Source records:
####

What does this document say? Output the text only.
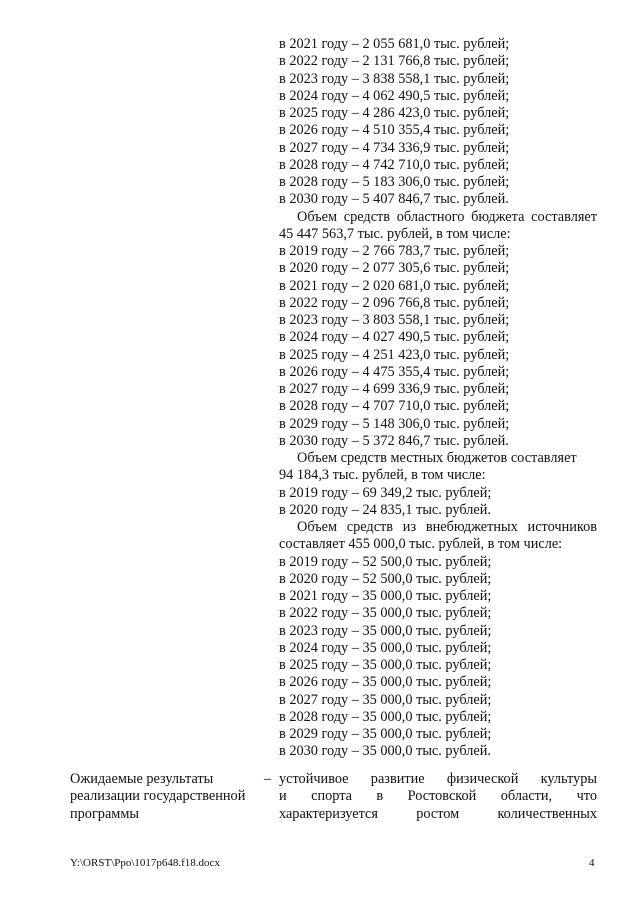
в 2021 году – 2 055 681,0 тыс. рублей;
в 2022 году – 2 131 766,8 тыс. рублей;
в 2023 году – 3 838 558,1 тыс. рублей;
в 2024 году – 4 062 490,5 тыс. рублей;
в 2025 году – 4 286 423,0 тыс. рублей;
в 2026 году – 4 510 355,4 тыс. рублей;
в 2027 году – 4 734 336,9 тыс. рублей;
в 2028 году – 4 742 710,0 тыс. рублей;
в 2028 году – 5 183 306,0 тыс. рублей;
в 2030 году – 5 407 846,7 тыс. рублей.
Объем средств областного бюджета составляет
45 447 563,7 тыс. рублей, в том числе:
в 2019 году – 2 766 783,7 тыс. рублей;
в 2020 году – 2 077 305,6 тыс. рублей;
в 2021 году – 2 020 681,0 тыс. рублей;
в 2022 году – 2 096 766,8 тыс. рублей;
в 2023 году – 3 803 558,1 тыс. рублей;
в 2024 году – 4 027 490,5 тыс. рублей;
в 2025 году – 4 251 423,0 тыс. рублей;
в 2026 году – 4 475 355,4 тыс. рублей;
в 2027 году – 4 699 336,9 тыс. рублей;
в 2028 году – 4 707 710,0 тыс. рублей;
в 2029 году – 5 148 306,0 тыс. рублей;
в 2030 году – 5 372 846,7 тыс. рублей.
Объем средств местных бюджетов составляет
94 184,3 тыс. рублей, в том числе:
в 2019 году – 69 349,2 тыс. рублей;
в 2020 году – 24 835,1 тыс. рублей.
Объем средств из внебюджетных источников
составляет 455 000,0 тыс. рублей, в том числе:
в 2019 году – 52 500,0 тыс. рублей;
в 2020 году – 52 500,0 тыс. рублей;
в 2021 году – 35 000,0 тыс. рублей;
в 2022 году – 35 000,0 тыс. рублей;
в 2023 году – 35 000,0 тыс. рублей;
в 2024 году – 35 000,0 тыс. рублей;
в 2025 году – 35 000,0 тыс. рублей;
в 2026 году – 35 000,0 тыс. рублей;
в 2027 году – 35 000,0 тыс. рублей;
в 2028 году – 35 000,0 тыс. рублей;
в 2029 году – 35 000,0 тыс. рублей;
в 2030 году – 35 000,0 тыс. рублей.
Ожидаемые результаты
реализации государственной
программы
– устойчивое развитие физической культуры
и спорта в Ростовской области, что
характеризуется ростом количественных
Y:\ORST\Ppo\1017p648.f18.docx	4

####

TO DO: Give the number of lines in the data that contain "составляет", with no other words.

THE OUTPUT: 3